***** Records to process *****

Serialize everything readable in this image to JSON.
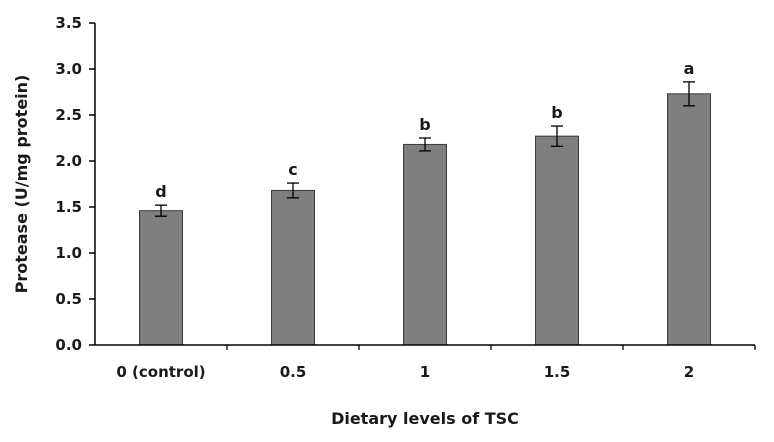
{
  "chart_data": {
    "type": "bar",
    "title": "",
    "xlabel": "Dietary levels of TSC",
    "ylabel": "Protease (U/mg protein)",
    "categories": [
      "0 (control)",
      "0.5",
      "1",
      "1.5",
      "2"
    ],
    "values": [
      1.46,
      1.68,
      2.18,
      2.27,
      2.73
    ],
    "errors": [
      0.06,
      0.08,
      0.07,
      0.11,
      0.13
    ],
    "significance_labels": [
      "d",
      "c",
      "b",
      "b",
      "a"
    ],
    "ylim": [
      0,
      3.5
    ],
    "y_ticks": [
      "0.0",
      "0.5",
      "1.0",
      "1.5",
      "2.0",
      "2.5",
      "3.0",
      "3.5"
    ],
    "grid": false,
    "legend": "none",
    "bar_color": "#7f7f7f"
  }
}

*****

**Exercise details**
Reproduce all entries without any change, and omit the pictures.

**Answer below**
Serialize everything readable in this image to JSON.
{
  "chart_data": {
    "type": "bar",
    "title": "",
    "xlabel": "Dietary levels of TSC",
    "ylabel": "Protease (U/mg protein)",
    "categories": [
      "0 (control)",
      "0.5",
      "1",
      "1.5",
      "2"
    ],
    "values": [
      1.46,
      1.68,
      2.18,
      2.27,
      2.73
    ],
    "errors": [
      0.06,
      0.08,
      0.07,
      0.11,
      0.13
    ],
    "significance_labels": [
      "d",
      "c",
      "b",
      "b",
      "a"
    ],
    "ylim": [
      0,
      3.5
    ],
    "y_ticks": [
      "0.0",
      "0.5",
      "1.0",
      "1.5",
      "2.0",
      "2.5",
      "3.0",
      "3.5"
    ],
    "grid": false,
    "legend": "none",
    "bar_color": "#7f7f7f"
  }
}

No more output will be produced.